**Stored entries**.
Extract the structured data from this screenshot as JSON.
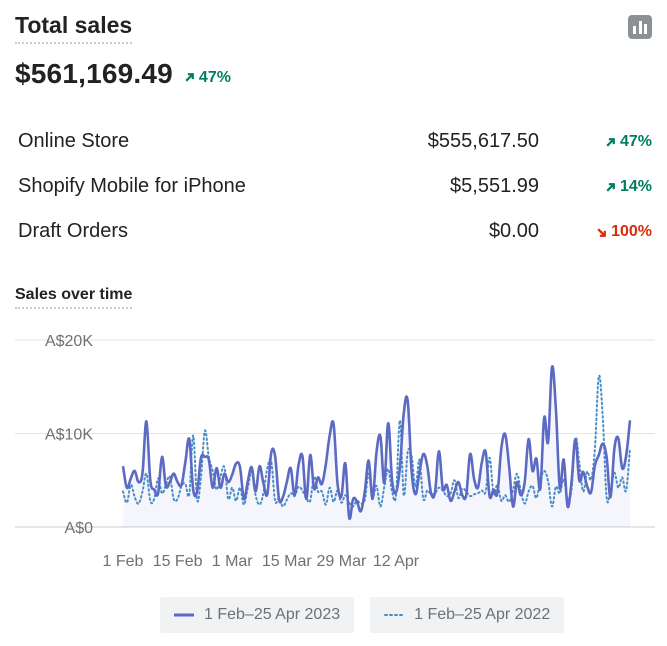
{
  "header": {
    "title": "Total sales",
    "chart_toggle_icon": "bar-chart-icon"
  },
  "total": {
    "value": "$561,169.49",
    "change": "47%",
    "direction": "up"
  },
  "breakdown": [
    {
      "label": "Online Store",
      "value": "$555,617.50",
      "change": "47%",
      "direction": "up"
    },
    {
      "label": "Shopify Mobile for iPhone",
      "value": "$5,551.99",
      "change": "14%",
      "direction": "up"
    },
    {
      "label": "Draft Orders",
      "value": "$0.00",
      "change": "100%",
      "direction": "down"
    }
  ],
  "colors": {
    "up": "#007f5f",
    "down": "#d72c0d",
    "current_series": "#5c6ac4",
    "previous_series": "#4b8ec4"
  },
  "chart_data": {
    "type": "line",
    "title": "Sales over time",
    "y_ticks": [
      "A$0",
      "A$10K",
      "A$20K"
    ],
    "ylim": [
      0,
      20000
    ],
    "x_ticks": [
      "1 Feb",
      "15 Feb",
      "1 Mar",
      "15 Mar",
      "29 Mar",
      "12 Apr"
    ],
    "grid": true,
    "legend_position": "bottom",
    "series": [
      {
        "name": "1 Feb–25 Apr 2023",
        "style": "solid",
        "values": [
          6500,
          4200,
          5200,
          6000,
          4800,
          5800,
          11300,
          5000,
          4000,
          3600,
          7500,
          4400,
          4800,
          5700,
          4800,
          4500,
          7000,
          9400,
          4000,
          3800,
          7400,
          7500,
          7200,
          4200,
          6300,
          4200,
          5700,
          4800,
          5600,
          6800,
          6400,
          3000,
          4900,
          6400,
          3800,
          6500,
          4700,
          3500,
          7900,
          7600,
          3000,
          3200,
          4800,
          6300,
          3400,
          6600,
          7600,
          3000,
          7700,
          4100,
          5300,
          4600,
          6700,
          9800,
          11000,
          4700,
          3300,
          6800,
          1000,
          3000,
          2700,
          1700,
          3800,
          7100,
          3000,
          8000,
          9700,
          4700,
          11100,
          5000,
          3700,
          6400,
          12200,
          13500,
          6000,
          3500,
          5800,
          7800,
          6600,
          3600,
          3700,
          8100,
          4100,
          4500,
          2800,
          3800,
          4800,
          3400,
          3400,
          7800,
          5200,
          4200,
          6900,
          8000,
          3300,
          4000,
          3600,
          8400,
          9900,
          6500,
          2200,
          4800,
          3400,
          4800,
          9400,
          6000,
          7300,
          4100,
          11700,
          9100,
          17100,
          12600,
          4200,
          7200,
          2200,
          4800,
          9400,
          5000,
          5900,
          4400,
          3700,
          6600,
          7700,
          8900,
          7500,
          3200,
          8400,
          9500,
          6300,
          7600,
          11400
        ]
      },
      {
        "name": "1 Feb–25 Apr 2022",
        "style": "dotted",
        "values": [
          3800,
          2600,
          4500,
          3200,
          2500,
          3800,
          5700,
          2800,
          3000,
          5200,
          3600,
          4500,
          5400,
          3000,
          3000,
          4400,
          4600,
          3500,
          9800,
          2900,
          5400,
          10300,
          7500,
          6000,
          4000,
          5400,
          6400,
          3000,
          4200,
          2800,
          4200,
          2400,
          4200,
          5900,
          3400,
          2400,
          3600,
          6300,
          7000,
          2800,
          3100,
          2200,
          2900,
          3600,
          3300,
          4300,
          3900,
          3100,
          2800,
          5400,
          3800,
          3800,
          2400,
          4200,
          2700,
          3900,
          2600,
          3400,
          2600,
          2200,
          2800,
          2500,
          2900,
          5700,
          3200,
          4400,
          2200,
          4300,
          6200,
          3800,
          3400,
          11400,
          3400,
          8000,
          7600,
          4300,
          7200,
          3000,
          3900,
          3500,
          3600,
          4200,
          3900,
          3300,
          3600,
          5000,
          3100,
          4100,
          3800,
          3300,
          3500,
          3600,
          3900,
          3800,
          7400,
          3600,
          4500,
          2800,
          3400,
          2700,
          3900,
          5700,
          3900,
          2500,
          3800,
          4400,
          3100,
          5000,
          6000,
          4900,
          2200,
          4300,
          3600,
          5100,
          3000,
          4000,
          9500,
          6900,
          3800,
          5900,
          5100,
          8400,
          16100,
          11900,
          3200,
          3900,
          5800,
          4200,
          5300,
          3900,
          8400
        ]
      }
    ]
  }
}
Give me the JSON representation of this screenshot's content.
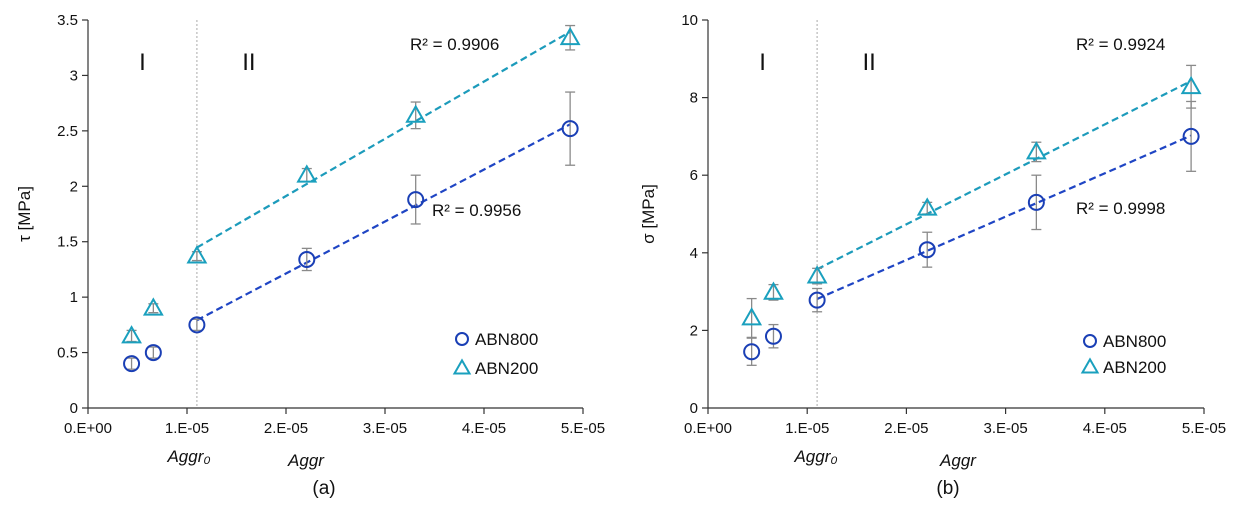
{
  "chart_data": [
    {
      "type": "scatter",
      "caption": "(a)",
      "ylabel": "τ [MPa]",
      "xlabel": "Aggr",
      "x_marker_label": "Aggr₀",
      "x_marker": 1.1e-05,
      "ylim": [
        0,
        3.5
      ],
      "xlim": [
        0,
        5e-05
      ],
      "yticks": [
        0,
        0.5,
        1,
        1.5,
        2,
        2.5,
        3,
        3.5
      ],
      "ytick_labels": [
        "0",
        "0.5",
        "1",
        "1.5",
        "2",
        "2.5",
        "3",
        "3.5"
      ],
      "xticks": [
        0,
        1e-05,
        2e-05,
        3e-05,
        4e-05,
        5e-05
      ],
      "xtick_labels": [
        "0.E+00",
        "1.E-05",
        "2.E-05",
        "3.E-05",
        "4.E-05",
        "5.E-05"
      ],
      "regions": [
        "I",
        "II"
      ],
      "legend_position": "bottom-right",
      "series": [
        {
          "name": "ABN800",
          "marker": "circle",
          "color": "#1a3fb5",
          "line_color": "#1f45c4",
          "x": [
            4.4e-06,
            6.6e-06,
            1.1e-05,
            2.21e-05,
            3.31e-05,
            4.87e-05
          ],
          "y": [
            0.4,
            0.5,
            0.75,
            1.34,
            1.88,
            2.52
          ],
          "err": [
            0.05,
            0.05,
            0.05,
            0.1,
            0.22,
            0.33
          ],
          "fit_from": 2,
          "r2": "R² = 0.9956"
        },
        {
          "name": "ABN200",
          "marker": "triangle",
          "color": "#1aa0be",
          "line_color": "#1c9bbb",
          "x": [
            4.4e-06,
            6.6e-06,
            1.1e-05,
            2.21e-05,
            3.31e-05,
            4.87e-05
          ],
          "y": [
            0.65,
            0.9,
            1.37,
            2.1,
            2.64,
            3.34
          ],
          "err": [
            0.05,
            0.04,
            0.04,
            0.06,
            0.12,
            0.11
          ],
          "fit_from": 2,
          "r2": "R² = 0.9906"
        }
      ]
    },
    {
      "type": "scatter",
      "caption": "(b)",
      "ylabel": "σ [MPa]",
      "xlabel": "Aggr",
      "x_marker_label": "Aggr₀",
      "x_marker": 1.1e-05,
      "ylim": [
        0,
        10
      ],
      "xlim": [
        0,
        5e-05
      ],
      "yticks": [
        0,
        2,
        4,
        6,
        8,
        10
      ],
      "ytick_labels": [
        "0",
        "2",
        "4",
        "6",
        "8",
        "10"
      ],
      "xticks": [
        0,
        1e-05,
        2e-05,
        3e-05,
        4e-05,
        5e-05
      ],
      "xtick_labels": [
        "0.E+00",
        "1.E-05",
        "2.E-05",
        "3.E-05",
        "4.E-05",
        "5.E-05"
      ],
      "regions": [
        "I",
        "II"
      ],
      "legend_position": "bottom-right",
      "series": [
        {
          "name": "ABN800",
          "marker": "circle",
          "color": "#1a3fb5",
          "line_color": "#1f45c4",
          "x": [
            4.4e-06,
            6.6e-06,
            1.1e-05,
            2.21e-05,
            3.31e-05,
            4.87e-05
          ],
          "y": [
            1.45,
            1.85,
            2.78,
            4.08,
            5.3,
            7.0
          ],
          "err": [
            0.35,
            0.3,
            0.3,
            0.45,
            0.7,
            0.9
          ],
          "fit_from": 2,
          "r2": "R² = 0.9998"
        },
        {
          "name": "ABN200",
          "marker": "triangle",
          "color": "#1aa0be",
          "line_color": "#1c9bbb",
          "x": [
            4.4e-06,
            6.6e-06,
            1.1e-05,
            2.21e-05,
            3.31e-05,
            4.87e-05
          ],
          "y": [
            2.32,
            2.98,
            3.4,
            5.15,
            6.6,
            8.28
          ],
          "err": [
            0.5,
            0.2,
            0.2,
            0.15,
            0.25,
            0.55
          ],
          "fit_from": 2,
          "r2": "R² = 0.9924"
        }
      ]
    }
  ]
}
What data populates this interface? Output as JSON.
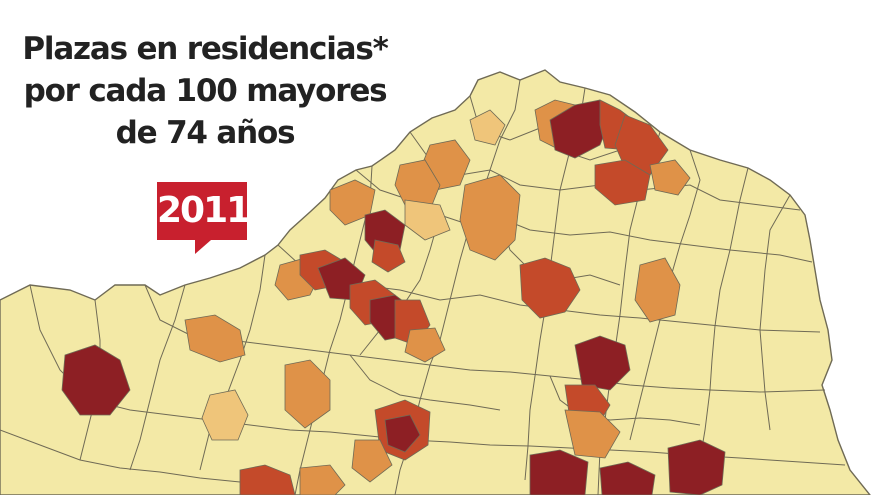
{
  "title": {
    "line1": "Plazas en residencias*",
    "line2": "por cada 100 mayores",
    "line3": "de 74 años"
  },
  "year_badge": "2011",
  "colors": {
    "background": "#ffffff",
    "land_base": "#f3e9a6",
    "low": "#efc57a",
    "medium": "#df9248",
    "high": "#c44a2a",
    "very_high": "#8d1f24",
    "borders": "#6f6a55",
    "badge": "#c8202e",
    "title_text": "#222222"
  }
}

**SHORT PROBLEM**. Filter out all lines lacking the word "JSON" and copy the rest.

**WRITTEN SOLUTION**.
Extract the structured data from this screenshot as JSON.
Give me the JSON representation of this screenshot's content.
What data populates this interface? Output as JSON.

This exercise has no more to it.